Dataset items:
——
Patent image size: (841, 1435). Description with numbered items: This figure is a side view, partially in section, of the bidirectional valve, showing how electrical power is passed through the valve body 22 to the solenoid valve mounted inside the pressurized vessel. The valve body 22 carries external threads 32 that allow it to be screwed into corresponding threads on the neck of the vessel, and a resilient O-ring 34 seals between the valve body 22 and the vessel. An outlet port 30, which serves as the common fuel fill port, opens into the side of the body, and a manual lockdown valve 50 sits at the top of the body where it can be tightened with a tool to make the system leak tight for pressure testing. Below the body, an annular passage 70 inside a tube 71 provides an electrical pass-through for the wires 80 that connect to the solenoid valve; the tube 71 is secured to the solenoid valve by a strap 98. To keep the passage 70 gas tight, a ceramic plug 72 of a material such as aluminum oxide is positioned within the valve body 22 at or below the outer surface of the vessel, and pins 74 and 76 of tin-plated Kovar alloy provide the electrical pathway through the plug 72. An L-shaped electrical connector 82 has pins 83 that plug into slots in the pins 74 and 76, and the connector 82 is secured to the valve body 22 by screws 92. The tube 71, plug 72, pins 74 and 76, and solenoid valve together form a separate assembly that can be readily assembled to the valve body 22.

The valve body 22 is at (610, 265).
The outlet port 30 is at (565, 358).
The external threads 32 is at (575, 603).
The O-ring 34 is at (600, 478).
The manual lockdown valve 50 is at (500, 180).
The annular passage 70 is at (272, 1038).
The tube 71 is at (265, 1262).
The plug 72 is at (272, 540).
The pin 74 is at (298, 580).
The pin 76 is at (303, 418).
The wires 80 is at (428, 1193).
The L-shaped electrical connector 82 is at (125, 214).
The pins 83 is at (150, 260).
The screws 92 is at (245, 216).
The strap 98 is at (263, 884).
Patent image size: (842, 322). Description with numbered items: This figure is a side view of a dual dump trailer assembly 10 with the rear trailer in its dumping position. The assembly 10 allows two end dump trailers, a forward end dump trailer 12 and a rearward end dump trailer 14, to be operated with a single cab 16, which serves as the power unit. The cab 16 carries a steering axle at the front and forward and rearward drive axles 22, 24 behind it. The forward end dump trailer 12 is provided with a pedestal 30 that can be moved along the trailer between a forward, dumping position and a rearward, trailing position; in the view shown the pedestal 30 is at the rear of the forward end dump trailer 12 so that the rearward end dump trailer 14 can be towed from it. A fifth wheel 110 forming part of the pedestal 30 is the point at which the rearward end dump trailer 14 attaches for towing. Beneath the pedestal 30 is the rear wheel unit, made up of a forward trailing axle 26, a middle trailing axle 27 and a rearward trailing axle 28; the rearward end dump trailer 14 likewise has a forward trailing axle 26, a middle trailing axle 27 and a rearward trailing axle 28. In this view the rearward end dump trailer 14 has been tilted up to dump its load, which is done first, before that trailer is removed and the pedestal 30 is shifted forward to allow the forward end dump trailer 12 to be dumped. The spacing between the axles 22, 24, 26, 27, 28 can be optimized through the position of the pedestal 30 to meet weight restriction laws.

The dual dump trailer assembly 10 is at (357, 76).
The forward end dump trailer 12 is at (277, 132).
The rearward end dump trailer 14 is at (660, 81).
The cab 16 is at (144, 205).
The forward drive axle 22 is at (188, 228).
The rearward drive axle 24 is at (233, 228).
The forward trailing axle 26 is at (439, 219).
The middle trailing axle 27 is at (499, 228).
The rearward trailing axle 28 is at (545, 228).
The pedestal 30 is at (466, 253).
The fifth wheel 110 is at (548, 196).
——
**Task requirements**
Rewrite all the records above, putting "Summary with numbered parts" in place of each occurrence of "Description with numbered items" and leaving everything else unchanged.

**Exercise solution**
Patent image size: (841, 1435). Summary with numbered parts: This figure is a side view, partially in section, of the bidirectional valve, showing how electrical power is passed through the valve body 22 to the solenoid valve mounted inside the pressurized vessel. The valve body 22 carries external threads 32 that allow it to be screwed into corresponding threads on the neck of the vessel, and a resilient O-ring 34 seals between the valve body 22 and the vessel. An outlet port 30, which serves as the common fuel fill port, opens into the side of the body, and a manual lockdown valve 50 sits at the top of the body where it can be tightened with a tool to make the system leak tight for pressure testing. Below the body, an annular passage 70 inside a tube 71 provides an electrical pass-through for the wires 80 that connect to the solenoid valve; the tube 71 is secured to the solenoid valve by a strap 98. To keep the passage 70 gas tight, a ceramic plug 72 of a material such as aluminum oxide is positioned within the valve body 22 at or below the outer surface of the vessel, and pins 74 and 76 of tin-plated Kovar alloy provide the electrical pathway through the plug 72. An L-shaped electrical connector 82 has pins 83 that plug into slots in the pins 74 and 76, and the connector 82 is secured to the valve body 22 by screws 92. The tube 71, plug 72, pins 74 and 76, and solenoid valve together form a separate assembly that can be readily assembled to the valve body 22.

The valve body 22 is at (610, 265).
The outlet port 30 is at (565, 358).
The external threads 32 is at (575, 603).
The O-ring 34 is at (600, 478).
The manual lockdown valve 50 is at (500, 180).
The annular passage 70 is at (272, 1038).
The tube 71 is at (265, 1262).
The plug 72 is at (272, 540).
The pin 74 is at (298, 580).
The pin 76 is at (303, 418).
The wires 80 is at (428, 1193).
The L-shaped electrical connector 82 is at (125, 214).
The pins 83 is at (150, 260).
The screws 92 is at (245, 216).
The strap 98 is at (263, 884).
Patent image size: (842, 322). Summary with numbered parts: This figure is a side view of a dual dump trailer assembly 10 with the rear trailer in its dumping position. The assembly 10 allows two end dump trailers, a forward end dump trailer 12 and a rearward end dump trailer 14, to be operated with a single cab 16, which serves as the power unit. The cab 16 carries a steering axle at the front and forward and rearward drive axles 22, 24 behind it. The forward end dump trailer 12 is provided with a pedestal 30 that can be moved along the trailer between a forward, dumping position and a rearward, trailing position; in the view shown the pedestal 30 is at the rear of the forward end dump trailer 12 so that the rearward end dump trailer 14 can be towed from it. A fifth wheel 110 forming part of the pedestal 30 is the point at which the rearward end dump trailer 14 attaches for towing. Beneath the pedestal 30 is the rear wheel unit, made up of a forward trailing axle 26, a middle trailing axle 27 and a rearward trailing axle 28; the rearward end dump trailer 14 likewise has a forward trailing axle 26, a middle trailing axle 27 and a rearward trailing axle 28. In this view the rearward end dump trailer 14 has been tilted up to dump its load, which is done first, before that trailer is removed and the pedestal 30 is shifted forward to allow the forward end dump trailer 12 to be dumped. The spacing between the axles 22, 24, 26, 27, 28 can be optimized through the position of the pedestal 30 to meet weight restriction laws.

The dual dump trailer assembly 10 is at (357, 76).
The forward end dump trailer 12 is at (277, 132).
The rearward end dump trailer 14 is at (660, 81).
The cab 16 is at (144, 205).
The forward drive axle 22 is at (188, 228).
The rearward drive axle 24 is at (233, 228).
The forward trailing axle 26 is at (439, 219).
The middle trailing axle 27 is at (499, 228).
The rearward trailing axle 28 is at (545, 228).
The pedestal 30 is at (466, 253).
The fifth wheel 110 is at (548, 196).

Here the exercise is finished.